→ **WRITTEN PROBLEM**: Locate the string "списком" in the listing below. Copy every line where it is found.

::::

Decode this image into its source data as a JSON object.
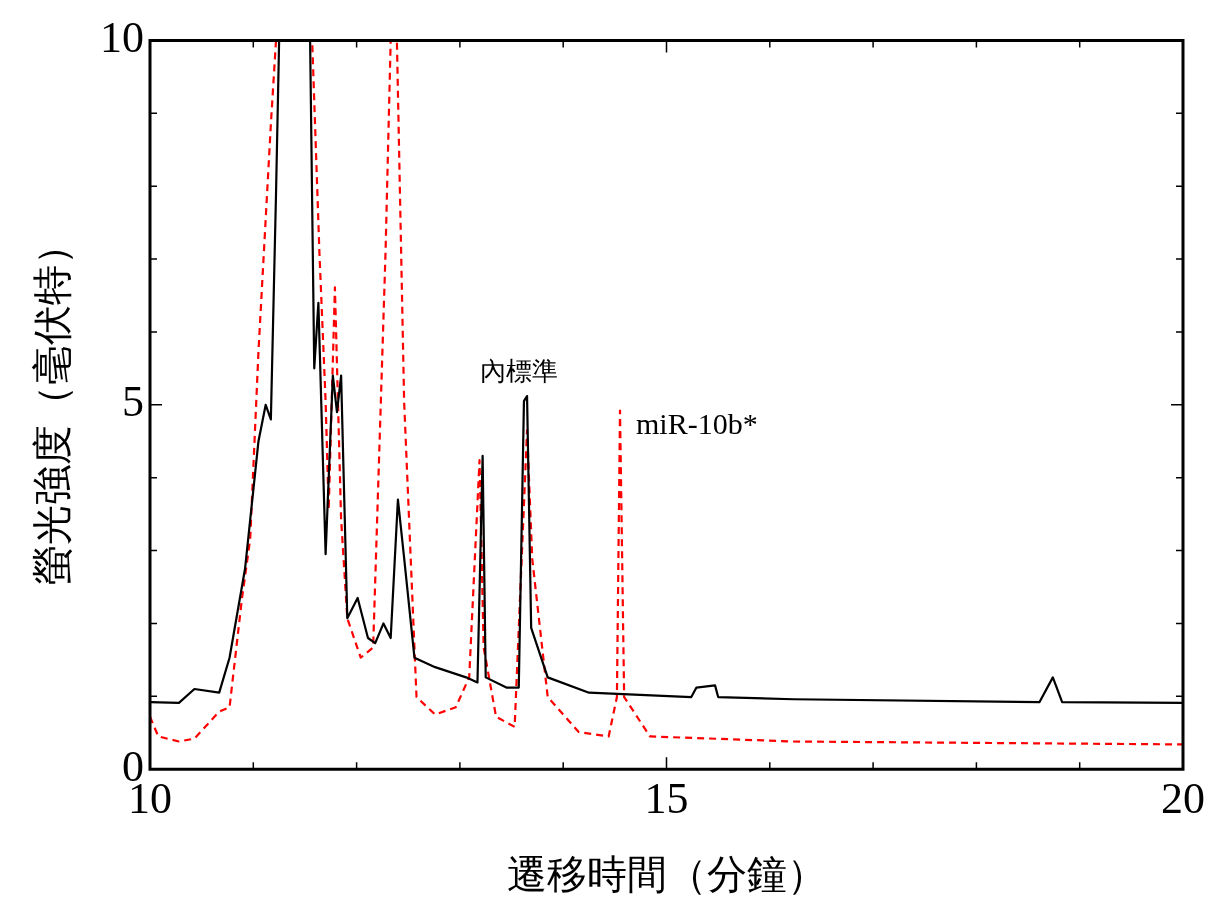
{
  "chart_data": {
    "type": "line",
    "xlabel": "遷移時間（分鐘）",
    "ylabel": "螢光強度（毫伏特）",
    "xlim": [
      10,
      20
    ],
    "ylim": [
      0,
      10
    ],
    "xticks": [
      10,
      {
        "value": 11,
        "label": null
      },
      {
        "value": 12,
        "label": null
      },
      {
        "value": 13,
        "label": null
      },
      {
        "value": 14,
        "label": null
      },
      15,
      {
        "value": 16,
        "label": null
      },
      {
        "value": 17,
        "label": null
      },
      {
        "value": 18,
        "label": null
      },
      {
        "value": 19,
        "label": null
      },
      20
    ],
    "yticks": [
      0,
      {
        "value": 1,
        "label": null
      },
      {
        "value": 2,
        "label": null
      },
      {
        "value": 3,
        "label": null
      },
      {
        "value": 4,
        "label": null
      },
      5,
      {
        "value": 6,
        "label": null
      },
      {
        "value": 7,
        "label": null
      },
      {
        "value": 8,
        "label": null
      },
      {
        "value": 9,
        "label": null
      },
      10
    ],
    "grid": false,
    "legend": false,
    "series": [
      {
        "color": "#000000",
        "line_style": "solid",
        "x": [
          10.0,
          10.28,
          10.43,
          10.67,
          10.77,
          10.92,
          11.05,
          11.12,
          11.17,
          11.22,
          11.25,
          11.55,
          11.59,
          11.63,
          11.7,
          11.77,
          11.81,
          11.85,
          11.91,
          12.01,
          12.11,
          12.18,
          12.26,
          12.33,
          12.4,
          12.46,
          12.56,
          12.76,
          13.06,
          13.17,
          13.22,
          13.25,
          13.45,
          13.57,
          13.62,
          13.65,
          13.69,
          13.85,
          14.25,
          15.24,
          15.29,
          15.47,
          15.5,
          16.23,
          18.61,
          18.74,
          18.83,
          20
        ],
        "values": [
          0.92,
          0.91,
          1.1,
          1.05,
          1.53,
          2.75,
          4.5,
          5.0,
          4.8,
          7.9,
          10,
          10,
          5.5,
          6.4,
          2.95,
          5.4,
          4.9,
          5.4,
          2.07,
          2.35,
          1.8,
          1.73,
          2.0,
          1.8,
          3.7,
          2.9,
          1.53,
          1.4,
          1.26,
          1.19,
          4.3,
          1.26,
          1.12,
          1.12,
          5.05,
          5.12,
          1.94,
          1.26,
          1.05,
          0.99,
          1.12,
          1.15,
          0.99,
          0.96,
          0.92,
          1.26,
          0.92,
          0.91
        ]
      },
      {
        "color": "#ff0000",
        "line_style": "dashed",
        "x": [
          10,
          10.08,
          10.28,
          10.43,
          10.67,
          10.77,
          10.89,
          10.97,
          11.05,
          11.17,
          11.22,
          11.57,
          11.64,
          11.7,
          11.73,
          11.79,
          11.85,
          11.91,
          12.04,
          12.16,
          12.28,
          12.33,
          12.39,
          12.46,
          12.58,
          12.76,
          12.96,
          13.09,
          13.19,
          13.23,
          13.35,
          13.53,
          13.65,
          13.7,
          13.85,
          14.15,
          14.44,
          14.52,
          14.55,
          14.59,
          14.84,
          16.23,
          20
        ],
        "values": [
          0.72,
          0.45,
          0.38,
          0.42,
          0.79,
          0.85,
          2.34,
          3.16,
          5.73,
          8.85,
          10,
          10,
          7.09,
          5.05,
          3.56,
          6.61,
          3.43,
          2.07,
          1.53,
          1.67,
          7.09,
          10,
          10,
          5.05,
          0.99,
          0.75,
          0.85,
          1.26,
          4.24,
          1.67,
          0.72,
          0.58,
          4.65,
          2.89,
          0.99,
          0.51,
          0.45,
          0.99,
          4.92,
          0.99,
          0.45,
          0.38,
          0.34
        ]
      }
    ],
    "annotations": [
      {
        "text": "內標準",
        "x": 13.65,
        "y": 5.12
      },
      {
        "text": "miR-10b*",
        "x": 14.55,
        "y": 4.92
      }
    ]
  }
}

::::

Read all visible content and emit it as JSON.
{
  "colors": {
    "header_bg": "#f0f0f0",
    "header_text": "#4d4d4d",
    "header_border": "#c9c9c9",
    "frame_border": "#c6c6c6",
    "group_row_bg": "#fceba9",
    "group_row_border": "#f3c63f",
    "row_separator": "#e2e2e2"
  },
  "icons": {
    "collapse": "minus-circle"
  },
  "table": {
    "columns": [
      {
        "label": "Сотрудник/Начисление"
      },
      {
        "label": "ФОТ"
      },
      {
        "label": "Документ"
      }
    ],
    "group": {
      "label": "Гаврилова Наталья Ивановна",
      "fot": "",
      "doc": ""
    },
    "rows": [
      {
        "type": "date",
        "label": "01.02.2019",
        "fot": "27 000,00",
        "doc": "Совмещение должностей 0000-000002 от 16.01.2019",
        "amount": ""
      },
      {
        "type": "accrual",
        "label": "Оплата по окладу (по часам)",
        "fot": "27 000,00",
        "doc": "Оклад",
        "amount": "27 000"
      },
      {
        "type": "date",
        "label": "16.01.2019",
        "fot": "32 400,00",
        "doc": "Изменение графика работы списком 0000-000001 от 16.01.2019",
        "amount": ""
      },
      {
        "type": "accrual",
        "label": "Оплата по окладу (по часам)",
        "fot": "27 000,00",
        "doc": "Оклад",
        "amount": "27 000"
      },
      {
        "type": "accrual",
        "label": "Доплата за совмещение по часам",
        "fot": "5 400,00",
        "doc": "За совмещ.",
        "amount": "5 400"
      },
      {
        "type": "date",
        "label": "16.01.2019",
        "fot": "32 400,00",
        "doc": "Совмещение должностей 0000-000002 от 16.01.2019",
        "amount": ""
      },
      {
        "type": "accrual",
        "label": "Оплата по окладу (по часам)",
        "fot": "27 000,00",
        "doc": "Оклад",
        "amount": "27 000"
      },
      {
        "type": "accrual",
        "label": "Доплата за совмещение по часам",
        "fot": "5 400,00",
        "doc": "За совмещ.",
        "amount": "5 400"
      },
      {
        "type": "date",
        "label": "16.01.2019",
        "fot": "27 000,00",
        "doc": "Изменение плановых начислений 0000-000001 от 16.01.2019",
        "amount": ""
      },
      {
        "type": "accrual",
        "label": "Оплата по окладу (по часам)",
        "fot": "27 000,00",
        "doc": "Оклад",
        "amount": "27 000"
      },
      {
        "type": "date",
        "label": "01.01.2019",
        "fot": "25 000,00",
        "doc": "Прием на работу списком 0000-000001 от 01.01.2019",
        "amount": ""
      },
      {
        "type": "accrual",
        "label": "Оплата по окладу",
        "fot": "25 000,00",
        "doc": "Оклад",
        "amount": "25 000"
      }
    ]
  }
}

::::

→ **EXERCISE RESULT**:
        "doc": "Изменение графика работы списком 0000-000001 от 16.01.2019",
        "doc": "Прием на работу списком 0000-000001 от 01.01.2019",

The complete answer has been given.